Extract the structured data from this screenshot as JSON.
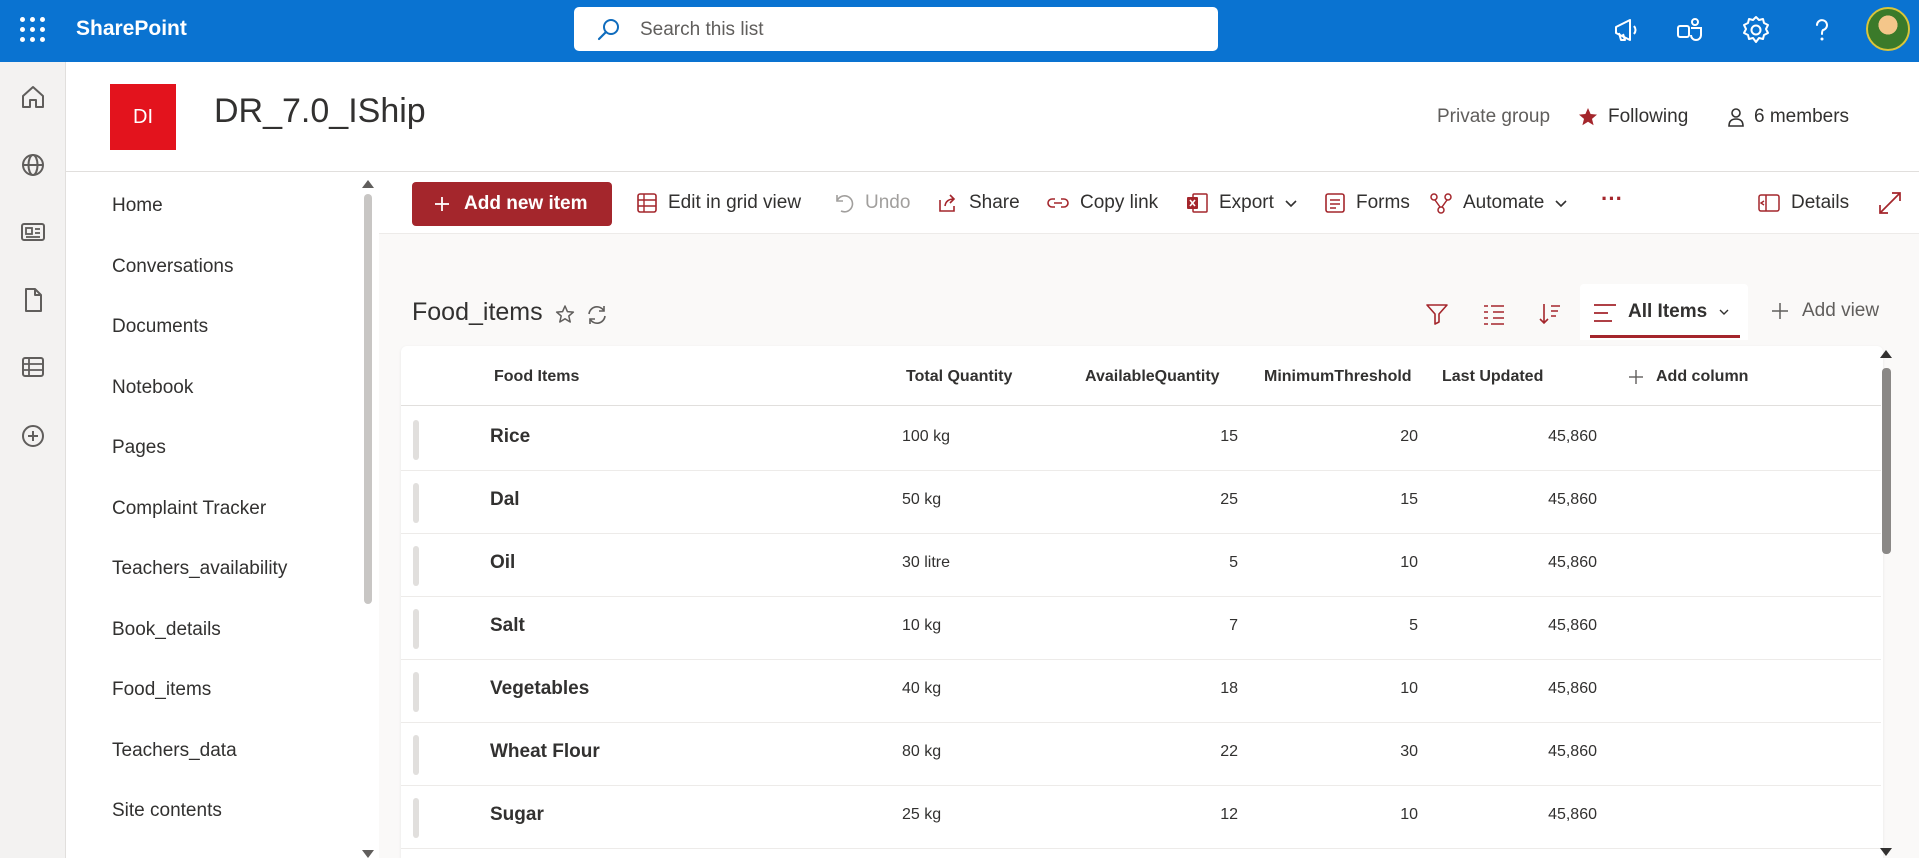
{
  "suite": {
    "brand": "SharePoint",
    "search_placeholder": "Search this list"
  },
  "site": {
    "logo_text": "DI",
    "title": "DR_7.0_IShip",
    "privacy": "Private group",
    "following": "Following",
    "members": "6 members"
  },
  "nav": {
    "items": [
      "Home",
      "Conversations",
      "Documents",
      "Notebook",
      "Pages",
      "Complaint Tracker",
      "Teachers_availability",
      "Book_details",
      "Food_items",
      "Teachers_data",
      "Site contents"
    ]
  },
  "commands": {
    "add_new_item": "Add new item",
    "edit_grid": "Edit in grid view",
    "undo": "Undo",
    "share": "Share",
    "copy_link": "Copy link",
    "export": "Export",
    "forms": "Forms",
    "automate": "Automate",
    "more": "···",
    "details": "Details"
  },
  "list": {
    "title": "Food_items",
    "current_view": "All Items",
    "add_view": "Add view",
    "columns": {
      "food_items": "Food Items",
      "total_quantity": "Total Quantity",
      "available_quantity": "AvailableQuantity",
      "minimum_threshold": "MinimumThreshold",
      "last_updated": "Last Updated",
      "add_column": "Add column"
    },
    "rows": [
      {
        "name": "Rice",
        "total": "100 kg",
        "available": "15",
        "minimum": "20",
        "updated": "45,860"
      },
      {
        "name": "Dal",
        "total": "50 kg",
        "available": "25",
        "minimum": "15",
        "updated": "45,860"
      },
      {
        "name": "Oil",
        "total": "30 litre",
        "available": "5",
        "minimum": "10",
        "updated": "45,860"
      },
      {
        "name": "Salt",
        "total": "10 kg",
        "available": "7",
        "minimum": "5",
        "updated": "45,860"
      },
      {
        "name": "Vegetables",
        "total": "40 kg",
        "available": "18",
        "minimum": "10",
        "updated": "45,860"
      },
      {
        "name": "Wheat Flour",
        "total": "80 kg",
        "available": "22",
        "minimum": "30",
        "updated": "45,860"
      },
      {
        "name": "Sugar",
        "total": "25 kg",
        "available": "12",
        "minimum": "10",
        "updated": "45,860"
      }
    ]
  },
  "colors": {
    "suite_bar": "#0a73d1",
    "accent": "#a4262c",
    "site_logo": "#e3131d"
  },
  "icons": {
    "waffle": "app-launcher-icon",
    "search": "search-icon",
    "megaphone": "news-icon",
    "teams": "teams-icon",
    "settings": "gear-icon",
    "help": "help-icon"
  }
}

--

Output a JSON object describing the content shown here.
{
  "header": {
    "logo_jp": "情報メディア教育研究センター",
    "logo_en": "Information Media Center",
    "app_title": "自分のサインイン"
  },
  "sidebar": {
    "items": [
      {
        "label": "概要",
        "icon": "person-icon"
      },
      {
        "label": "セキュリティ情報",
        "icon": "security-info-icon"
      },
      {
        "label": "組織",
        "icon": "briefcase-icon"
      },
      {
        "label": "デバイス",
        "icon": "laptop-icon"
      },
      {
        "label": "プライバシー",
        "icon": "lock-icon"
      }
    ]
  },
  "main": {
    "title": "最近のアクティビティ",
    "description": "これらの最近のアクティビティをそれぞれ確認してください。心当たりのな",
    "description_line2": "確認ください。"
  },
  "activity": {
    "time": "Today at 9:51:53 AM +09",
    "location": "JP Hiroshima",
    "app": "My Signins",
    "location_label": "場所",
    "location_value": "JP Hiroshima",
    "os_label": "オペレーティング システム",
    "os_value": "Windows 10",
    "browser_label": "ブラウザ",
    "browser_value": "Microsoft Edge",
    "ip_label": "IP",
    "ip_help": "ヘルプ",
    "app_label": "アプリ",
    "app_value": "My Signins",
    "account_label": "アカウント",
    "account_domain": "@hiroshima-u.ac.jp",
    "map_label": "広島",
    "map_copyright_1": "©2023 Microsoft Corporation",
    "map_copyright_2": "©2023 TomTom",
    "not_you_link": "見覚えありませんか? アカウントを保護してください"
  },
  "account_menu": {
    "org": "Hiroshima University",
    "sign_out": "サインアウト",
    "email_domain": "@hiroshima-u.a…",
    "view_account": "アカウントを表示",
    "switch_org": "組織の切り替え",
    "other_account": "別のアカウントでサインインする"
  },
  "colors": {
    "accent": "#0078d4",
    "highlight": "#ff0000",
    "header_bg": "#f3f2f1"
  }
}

## What you should do
Locate all lines holding the word "name", then copy them out.

## Finished task
        "name": "Rice",
        "name": "Dal",
        "name": "Oil",
        "name": "Salt",
        "name": "Vegetables",
        "name": "Wheat Flour",
        "name": "Sugar",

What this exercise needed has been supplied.